**Given instruction**
Leave out the pictures, and reproduce exactly the lines from the line containing "Extract the structured" through the final line of the entries.

Data extracted from a collection
§ §
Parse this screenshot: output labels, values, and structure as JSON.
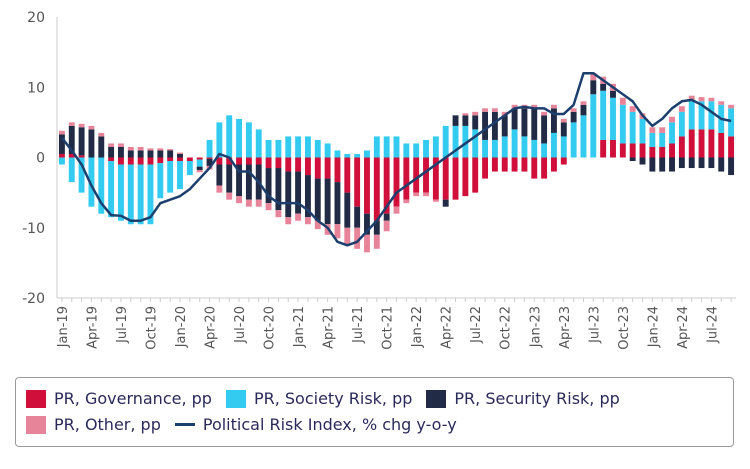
{
  "chart_data": {
    "type": "bar",
    "stacked": true,
    "ylim": [
      -20,
      20
    ],
    "yticks": [
      -20,
      -10,
      0,
      10,
      20
    ],
    "grid": false,
    "legend_position": "bottom",
    "categories": [
      "Jan-19",
      "Feb-19",
      "Mar-19",
      "Apr-19",
      "May-19",
      "Jun-19",
      "Jul-19",
      "Aug-19",
      "Sep-19",
      "Oct-19",
      "Nov-19",
      "Dec-19",
      "Jan-20",
      "Feb-20",
      "Mar-20",
      "Apr-20",
      "May-20",
      "Jun-20",
      "Jul-20",
      "Aug-20",
      "Sep-20",
      "Oct-20",
      "Nov-20",
      "Dec-20",
      "Jan-21",
      "Feb-21",
      "Mar-21",
      "Apr-21",
      "May-21",
      "Jun-21",
      "Jul-21",
      "Aug-21",
      "Sep-21",
      "Oct-21",
      "Nov-21",
      "Dec-21",
      "Jan-22",
      "Feb-22",
      "Mar-22",
      "Apr-22",
      "May-22",
      "Jun-22",
      "Jul-22",
      "Aug-22",
      "Sep-22",
      "Oct-22",
      "Nov-22",
      "Dec-22",
      "Jan-23",
      "Feb-23",
      "Mar-23",
      "Apr-23",
      "May-23",
      "Jun-23",
      "Jul-23",
      "Aug-23",
      "Sep-23",
      "Oct-23",
      "Nov-23",
      "Dec-23",
      "Jan-24",
      "Feb-24",
      "Mar-24",
      "Apr-24",
      "May-24",
      "Jun-24",
      "Jul-24",
      "Aug-24",
      "Sep-24"
    ],
    "x_tick_labels": [
      "Jan-19",
      "Apr-19",
      "Jul-19",
      "Oct-19",
      "Jan-20",
      "Apr-20",
      "Jul-20",
      "Oct-20",
      "Jan-21",
      "Apr-21",
      "Jul-21",
      "Oct-21",
      "Jan-22",
      "Apr-22",
      "Jul-22",
      "Oct-22",
      "Jan-23",
      "Apr-23",
      "Jul-23",
      "Oct-23",
      "Jan-24",
      "Apr-24",
      "Jul-24"
    ],
    "series": [
      {
        "name": "PR, Governance, pp",
        "kind": "bar",
        "color": "#d0103a",
        "values": [
          0.5,
          0.5,
          0.3,
          0,
          0,
          -0.5,
          -1,
          -1,
          -1,
          -1,
          -0.8,
          -0.5,
          -0.5,
          -0.5,
          -0.3,
          -0.2,
          -1,
          -1,
          -1,
          -1,
          -1,
          -1.5,
          -1.5,
          -2,
          -2,
          -2.5,
          -3,
          -3,
          -3.5,
          -5,
          -7,
          -8,
          -9,
          -8,
          -7,
          -6,
          -5,
          -5,
          -6,
          -6,
          -6,
          -5.5,
          -5,
          -3,
          -2,
          -2,
          -2,
          -2,
          -3,
          -3,
          -2,
          -1,
          0,
          0,
          0,
          2.5,
          2.5,
          2,
          2,
          2,
          1.5,
          1.5,
          2,
          3,
          4,
          4,
          4,
          3.5,
          3
        ]
      },
      {
        "name": "PR, Society Risk, pp",
        "kind": "bar",
        "color": "#33ccf0",
        "values": [
          -1,
          -3.5,
          -5,
          -7,
          -8,
          -8,
          -8,
          -8.5,
          -8.5,
          -8.5,
          -5,
          -4.5,
          -4,
          -2,
          -1,
          2.5,
          5,
          6,
          5.5,
          5,
          4,
          2.5,
          2.5,
          3,
          3,
          3,
          2.5,
          2,
          1,
          0.5,
          0.5,
          1,
          3,
          3,
          3,
          2,
          2,
          2.5,
          3,
          4.5,
          4.5,
          4.5,
          4,
          2.5,
          2.5,
          3,
          4,
          3,
          2.5,
          2,
          3.5,
          3,
          5,
          6,
          9,
          7,
          6,
          5.5,
          4.5,
          3.5,
          2,
          2,
          3,
          3.5,
          4,
          4,
          4,
          4,
          4
        ]
      },
      {
        "name": "PR, Security Risk, pp",
        "kind": "bar",
        "color": "#222b45",
        "values": [
          2.8,
          4,
          4,
          4,
          3,
          1.5,
          1.5,
          1,
          1,
          1,
          1,
          1,
          0.5,
          0,
          -0.5,
          -1,
          -3,
          -4,
          -4.5,
          -5,
          -5,
          -5,
          -6,
          -6.5,
          -6,
          -6,
          -6,
          -6.5,
          -6,
          -5,
          -3,
          -3,
          -2,
          -1,
          0,
          0,
          0,
          0,
          0,
          -1,
          1.5,
          1.5,
          2,
          4,
          4,
          3,
          3,
          4,
          4.5,
          4,
          3.5,
          2,
          1.5,
          1.5,
          2,
          1,
          1,
          0,
          -0.5,
          -1,
          -2,
          -2,
          -2,
          -1.5,
          -1.5,
          -1.5,
          -1.5,
          -2,
          -2.5
        ]
      },
      {
        "name": "PR, Other, pp",
        "kind": "bar",
        "color": "#e8849a",
        "values": [
          0.5,
          0.5,
          0.5,
          0.5,
          0.5,
          0.5,
          0.5,
          0.5,
          0.5,
          0.3,
          0.3,
          0.2,
          0.2,
          0,
          -0.3,
          -0.5,
          -1,
          -1,
          -1,
          -1,
          -1,
          -1,
          -1,
          -1,
          -1,
          -1,
          -1.2,
          -1.5,
          -2,
          -2.5,
          -3,
          -2.5,
          -2,
          -1.5,
          -1,
          -0.5,
          -0.5,
          -0.5,
          -0.3,
          0,
          0,
          0.3,
          0.5,
          0.5,
          0.5,
          0.5,
          0.5,
          0.5,
          0.5,
          0.5,
          0.5,
          0.5,
          0.5,
          0.5,
          1,
          1,
          1,
          1,
          0.8,
          0.8,
          0.8,
          0.8,
          0.8,
          0.8,
          0.8,
          0.6,
          0.5,
          0.5,
          0.5
        ]
      },
      {
        "name": "Political Risk Index, % chg y-o-y",
        "kind": "line",
        "color": "#1d3f6e",
        "values": [
          2.8,
          1,
          -1,
          -4,
          -6.5,
          -8.2,
          -8.3,
          -9,
          -9,
          -8.5,
          -6.5,
          -6,
          -5.5,
          -4.5,
          -3,
          -1.5,
          0.5,
          0,
          -2,
          -2,
          -3.5,
          -5.5,
          -6.5,
          -6.5,
          -6.5,
          -7.5,
          -9,
          -10,
          -12,
          -12.5,
          -12,
          -10.5,
          -9,
          -7,
          -5,
          -4,
          -3,
          -2,
          -1,
          0,
          1,
          2,
          3,
          4,
          5,
          6,
          7,
          7.2,
          7,
          7,
          6.2,
          6.2,
          7.5,
          12,
          12,
          11,
          10,
          9,
          8,
          6,
          4.5,
          5.5,
          7,
          8,
          8.2,
          7.5,
          6.5,
          5.5,
          5.2
        ]
      }
    ]
  },
  "legend": {
    "items": [
      {
        "label": "PR, Governance, pp",
        "color": "#d0103a",
        "type": "bar"
      },
      {
        "label": "PR, Society Risk, pp",
        "color": "#33ccf0",
        "type": "bar"
      },
      {
        "label": "PR, Security Risk, pp",
        "color": "#222b45",
        "type": "bar"
      },
      {
        "label": "PR, Other, pp",
        "color": "#e8849a",
        "type": "bar"
      },
      {
        "label": "Political Risk Index, % chg y-o-y",
        "color": "#1d3f6e",
        "type": "line"
      }
    ]
  }
}
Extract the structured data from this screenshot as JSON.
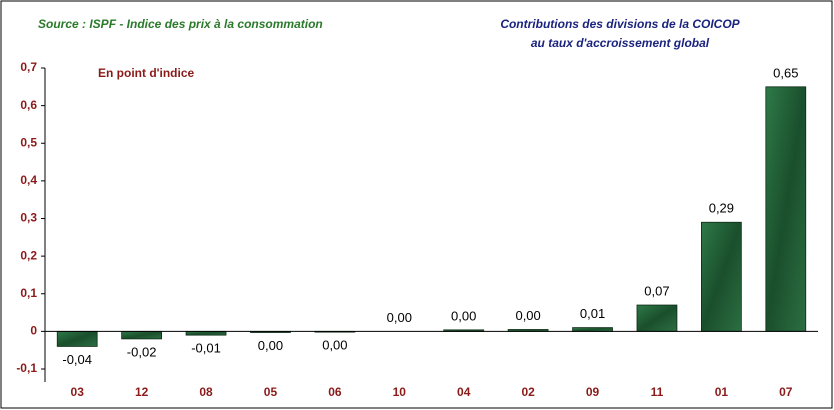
{
  "chart_data": {
    "type": "bar",
    "source": "Source : ISPF - Indice des prix à la consommation",
    "title": "Contributions des divisions de la COICOP",
    "subtitle": "au taux d'accroissement global",
    "annotation": "En point d'indice",
    "categories": [
      "03",
      "12",
      "08",
      "05",
      "06",
      "10",
      "04",
      "02",
      "09",
      "11",
      "01",
      "07"
    ],
    "values": [
      -0.04,
      -0.02,
      -0.01,
      -0.003,
      -0.002,
      0,
      0.004,
      0.005,
      0.01,
      0.07,
      0.29,
      0.65
    ],
    "value_labels": [
      "-0,04",
      "-0,02",
      "-0,01",
      "0,00",
      "0,00",
      "0,00",
      "0,00",
      "0,00",
      "0,01",
      "0,07",
      "0,29",
      "0,65"
    ],
    "color": "#1f5a34",
    "ylim": [
      -0.1,
      0.7
    ],
    "yticks": [
      {
        "value": -0.1,
        "label": "-0,1"
      },
      0,
      {
        "value": 0.1,
        "label": "0,1"
      },
      {
        "value": 0.2,
        "label": "0,2"
      },
      {
        "value": 0.3,
        "label": "0,3"
      },
      {
        "value": 0.4,
        "label": "0,4"
      },
      {
        "value": 0.5,
        "label": "0,5"
      },
      {
        "value": 0.6,
        "label": "0,6"
      },
      {
        "value": 0.7,
        "label": "0,7"
      }
    ],
    "grid": false
  }
}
§ §
**Exercise output**
Extract the structured data from this screenshot as JSON.
{
  "chart_data": {
    "type": "bar",
    "source": "Source : ISPF - Indice des prix à la consommation",
    "title": "Contributions des divisions de la COICOP",
    "subtitle": "au taux d'accroissement global",
    "annotation": "En point d'indice",
    "categories": [
      "03",
      "12",
      "08",
      "05",
      "06",
      "10",
      "04",
      "02",
      "09",
      "11",
      "01",
      "07"
    ],
    "values": [
      -0.04,
      -0.02,
      -0.01,
      -0.003,
      -0.002,
      0,
      0.004,
      0.005,
      0.01,
      0.07,
      0.29,
      0.65
    ],
    "value_labels": [
      "-0,04",
      "-0,02",
      "-0,01",
      "0,00",
      "0,00",
      "0,00",
      "0,00",
      "0,00",
      "0,01",
      "0,07",
      "0,29",
      "0,65"
    ],
    "color": "#1f5a34",
    "ylim": [
      -0.1,
      0.7
    ],
    "yticks": [
      {
        "value": -0.1,
        "label": "-0,1"
      },
      0,
      {
        "value": 0.1,
        "label": "0,1"
      },
      {
        "value": 0.2,
        "label": "0,2"
      },
      {
        "value": 0.3,
        "label": "0,3"
      },
      {
        "value": 0.4,
        "label": "0,4"
      },
      {
        "value": 0.5,
        "label": "0,5"
      },
      {
        "value": 0.6,
        "label": "0,6"
      },
      {
        "value": 0.7,
        "label": "0,7"
      }
    ],
    "grid": false
  }
}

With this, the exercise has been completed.